Can you retype every record below exactly as written?

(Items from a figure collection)
+ + + + + + +

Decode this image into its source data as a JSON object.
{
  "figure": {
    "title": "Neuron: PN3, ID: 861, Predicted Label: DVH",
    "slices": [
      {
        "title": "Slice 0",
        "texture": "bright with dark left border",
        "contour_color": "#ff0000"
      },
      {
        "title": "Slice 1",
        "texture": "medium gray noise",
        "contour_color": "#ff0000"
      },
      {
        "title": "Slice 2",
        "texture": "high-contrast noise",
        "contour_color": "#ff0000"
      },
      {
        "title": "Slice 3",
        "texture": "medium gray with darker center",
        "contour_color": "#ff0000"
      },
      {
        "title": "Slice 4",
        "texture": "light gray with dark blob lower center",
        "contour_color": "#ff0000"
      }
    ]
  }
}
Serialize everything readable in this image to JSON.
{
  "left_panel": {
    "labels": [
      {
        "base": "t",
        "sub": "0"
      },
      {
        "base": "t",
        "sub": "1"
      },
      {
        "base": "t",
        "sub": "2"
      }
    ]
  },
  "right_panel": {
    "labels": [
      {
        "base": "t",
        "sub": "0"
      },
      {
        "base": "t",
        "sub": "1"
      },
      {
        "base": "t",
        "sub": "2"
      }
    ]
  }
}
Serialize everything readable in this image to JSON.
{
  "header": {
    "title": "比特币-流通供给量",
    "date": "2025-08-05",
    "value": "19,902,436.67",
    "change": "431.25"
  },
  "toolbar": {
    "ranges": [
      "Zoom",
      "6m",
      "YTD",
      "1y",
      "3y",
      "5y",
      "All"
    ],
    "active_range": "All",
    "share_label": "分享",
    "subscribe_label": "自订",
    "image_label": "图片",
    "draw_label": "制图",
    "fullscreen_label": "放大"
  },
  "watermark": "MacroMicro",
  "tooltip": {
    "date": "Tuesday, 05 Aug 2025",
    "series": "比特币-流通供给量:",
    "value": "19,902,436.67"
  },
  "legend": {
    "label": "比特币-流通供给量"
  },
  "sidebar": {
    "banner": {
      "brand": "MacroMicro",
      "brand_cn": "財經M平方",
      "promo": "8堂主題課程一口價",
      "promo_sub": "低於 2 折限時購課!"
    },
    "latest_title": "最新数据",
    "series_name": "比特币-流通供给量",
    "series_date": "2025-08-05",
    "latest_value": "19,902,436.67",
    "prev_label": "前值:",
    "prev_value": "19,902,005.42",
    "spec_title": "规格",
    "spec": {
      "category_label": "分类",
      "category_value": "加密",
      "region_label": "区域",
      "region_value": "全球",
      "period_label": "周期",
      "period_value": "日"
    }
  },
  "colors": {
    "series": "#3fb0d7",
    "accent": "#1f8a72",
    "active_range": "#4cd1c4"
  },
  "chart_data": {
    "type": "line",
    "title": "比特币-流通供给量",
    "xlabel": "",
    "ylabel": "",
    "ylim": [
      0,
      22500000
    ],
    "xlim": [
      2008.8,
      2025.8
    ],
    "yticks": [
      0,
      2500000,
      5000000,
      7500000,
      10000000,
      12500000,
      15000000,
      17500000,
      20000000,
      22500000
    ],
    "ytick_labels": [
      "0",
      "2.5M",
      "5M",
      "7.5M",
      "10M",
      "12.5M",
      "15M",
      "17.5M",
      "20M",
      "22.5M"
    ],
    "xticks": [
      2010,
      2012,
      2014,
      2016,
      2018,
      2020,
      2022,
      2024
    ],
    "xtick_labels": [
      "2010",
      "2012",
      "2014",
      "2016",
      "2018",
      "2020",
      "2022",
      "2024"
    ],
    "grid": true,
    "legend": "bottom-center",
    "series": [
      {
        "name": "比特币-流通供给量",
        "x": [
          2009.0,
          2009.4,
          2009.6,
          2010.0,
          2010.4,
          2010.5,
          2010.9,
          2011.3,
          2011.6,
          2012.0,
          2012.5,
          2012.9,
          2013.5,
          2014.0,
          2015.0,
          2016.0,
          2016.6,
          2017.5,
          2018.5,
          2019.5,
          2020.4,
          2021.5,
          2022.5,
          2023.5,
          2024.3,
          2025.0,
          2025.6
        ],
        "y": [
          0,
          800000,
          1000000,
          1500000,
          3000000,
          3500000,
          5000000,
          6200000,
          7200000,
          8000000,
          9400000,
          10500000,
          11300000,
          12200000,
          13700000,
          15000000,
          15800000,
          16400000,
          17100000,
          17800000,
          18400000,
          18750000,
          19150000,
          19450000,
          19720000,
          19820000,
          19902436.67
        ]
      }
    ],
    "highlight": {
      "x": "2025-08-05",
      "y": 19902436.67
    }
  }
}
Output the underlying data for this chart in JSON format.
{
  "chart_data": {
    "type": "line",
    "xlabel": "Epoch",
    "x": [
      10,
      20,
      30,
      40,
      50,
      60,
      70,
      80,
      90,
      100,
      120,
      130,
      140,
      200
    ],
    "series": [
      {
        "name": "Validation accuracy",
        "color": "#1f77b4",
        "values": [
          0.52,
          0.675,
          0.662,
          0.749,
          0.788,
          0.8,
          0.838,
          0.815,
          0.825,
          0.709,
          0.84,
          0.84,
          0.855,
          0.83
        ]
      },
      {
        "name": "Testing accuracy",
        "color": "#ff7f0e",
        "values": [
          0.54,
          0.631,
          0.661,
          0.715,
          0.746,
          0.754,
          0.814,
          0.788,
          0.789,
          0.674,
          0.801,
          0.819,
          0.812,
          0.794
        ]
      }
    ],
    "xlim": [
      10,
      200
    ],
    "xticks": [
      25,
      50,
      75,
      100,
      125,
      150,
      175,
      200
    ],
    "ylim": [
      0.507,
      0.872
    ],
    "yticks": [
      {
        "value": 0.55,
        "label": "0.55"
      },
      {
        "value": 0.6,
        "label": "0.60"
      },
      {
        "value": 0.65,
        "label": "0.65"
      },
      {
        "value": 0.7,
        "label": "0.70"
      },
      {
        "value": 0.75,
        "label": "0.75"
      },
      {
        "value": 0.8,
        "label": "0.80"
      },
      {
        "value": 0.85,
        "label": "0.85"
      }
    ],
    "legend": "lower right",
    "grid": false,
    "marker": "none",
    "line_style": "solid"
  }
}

+ + + + + + +

Full response =>
Decode this image into its source data as a JSON object.
{
  "figure": {
    "title": "Neuron: PN3, ID: 861, Predicted Label: DVH",
    "slices": [
      {
        "title": "Slice 0",
        "texture": "bright with dark left border",
        "contour_color": "#ff0000"
      },
      {
        "title": "Slice 1",
        "texture": "medium gray noise",
        "contour_color": "#ff0000"
      },
      {
        "title": "Slice 2",
        "texture": "high-contrast noise",
        "contour_color": "#ff0000"
      },
      {
        "title": "Slice 3",
        "texture": "medium gray with darker center",
        "contour_color": "#ff0000"
      },
      {
        "title": "Slice 4",
        "texture": "light gray with dark blob lower center",
        "contour_color": "#ff0000"
      }
    ]
  }
}
Serialize everything readable in this image to JSON.
{
  "left_panel": {
    "labels": [
      {
        "base": "t",
        "sub": "0"
      },
      {
        "base": "t",
        "sub": "1"
      },
      {
        "base": "t",
        "sub": "2"
      }
    ]
  },
  "right_panel": {
    "labels": [
      {
        "base": "t",
        "sub": "0"
      },
      {
        "base": "t",
        "sub": "1"
      },
      {
        "base": "t",
        "sub": "2"
      }
    ]
  }
}
Serialize everything readable in this image to JSON.
{
  "header": {
    "title": "比特币-流通供给量",
    "date": "2025-08-05",
    "value": "19,902,436.67",
    "change": "431.25"
  },
  "toolbar": {
    "ranges": [
      "Zoom",
      "6m",
      "YTD",
      "1y",
      "3y",
      "5y",
      "All"
    ],
    "active_range": "All",
    "share_label": "分享",
    "subscribe_label": "自订",
    "image_label": "图片",
    "draw_label": "制图",
    "fullscreen_label": "放大"
  },
  "watermark": "MacroMicro",
  "tooltip": {
    "date": "Tuesday, 05 Aug 2025",
    "series": "比特币-流通供给量:",
    "value": "19,902,436.67"
  },
  "legend": {
    "label": "比特币-流通供给量"
  },
  "sidebar": {
    "banner": {
      "brand": "MacroMicro",
      "brand_cn": "財經M平方",
      "promo": "8堂主題課程一口價",
      "promo_sub": "低於 2 折限時購課!"
    },
    "latest_title": "最新数据",
    "series_name": "比特币-流通供给量",
    "series_date": "2025-08-05",
    "latest_value": "19,902,436.67",
    "prev_label": "前值:",
    "prev_value": "19,902,005.42",
    "spec_title": "规格",
    "spec": {
      "category_label": "分类",
      "category_value": "加密",
      "region_label": "区域",
      "region_value": "全球",
      "period_label": "周期",
      "period_value": "日"
    }
  },
  "colors": {
    "series": "#3fb0d7",
    "accent": "#1f8a72",
    "active_range": "#4cd1c4"
  },
  "chart_data": {
    "type": "line",
    "title": "比特币-流通供给量",
    "xlabel": "",
    "ylabel": "",
    "ylim": [
      0,
      22500000
    ],
    "xlim": [
      2008.8,
      2025.8
    ],
    "yticks": [
      0,
      2500000,
      5000000,
      7500000,
      10000000,
      12500000,
      15000000,
      17500000,
      20000000,
      22500000
    ],
    "ytick_labels": [
      "0",
      "2.5M",
      "5M",
      "7.5M",
      "10M",
      "12.5M",
      "15M",
      "17.5M",
      "20M",
      "22.5M"
    ],
    "xticks": [
      2010,
      2012,
      2014,
      2016,
      2018,
      2020,
      2022,
      2024
    ],
    "xtick_labels": [
      "2010",
      "2012",
      "2014",
      "2016",
      "2018",
      "2020",
      "2022",
      "2024"
    ],
    "grid": true,
    "legend": "bottom-center",
    "series": [
      {
        "name": "比特币-流通供给量",
        "x": [
          2009.0,
          2009.4,
          2009.6,
          2010.0,
          2010.4,
          2010.5,
          2010.9,
          2011.3,
          2011.6,
          2012.0,
          2012.5,
          2012.9,
          2013.5,
          2014.0,
          2015.0,
          2016.0,
          2016.6,
          2017.5,
          2018.5,
          2019.5,
          2020.4,
          2021.5,
          2022.5,
          2023.5,
          2024.3,
          2025.0,
          2025.6
        ],
        "y": [
          0,
          800000,
          1000000,
          1500000,
          3000000,
          3500000,
          5000000,
          6200000,
          7200000,
          8000000,
          9400000,
          10500000,
          11300000,
          12200000,
          13700000,
          15000000,
          15800000,
          16400000,
          17100000,
          17800000,
          18400000,
          18750000,
          19150000,
          19450000,
          19720000,
          19820000,
          19902436.67
        ]
      }
    ],
    "highlight": {
      "x": "2025-08-05",
      "y": 19902436.67
    }
  }
}
Output the underlying data for this chart in JSON format.
{
  "chart_data": {
    "type": "line",
    "xlabel": "Epoch",
    "x": [
      10,
      20,
      30,
      40,
      50,
      60,
      70,
      80,
      90,
      100,
      120,
      130,
      140,
      200
    ],
    "series": [
      {
        "name": "Validation accuracy",
        "color": "#1f77b4",
        "values": [
          0.52,
          0.675,
          0.662,
          0.749,
          0.788,
          0.8,
          0.838,
          0.815,
          0.825,
          0.709,
          0.84,
          0.84,
          0.855,
          0.83
        ]
      },
      {
        "name": "Testing accuracy",
        "color": "#ff7f0e",
        "values": [
          0.54,
          0.631,
          0.661,
          0.715,
          0.746,
          0.754,
          0.814,
          0.788,
          0.789,
          0.674,
          0.801,
          0.819,
          0.812,
          0.794
        ]
      }
    ],
    "xlim": [
      10,
      200
    ],
    "xticks": [
      25,
      50,
      75,
      100,
      125,
      150,
      175,
      200
    ],
    "ylim": [
      0.507,
      0.872
    ],
    "yticks": [
      {
        "value": 0.55,
        "label": "0.55"
      },
      {
        "value": 0.6,
        "label": "0.60"
      },
      {
        "value": 0.65,
        "label": "0.65"
      },
      {
        "value": 0.7,
        "label": "0.70"
      },
      {
        "value": 0.75,
        "label": "0.75"
      },
      {
        "value": 0.8,
        "label": "0.80"
      },
      {
        "value": 0.85,
        "label": "0.85"
      }
    ],
    "legend": "lower right",
    "grid": false,
    "marker": "none",
    "line_style": "solid"
  }
}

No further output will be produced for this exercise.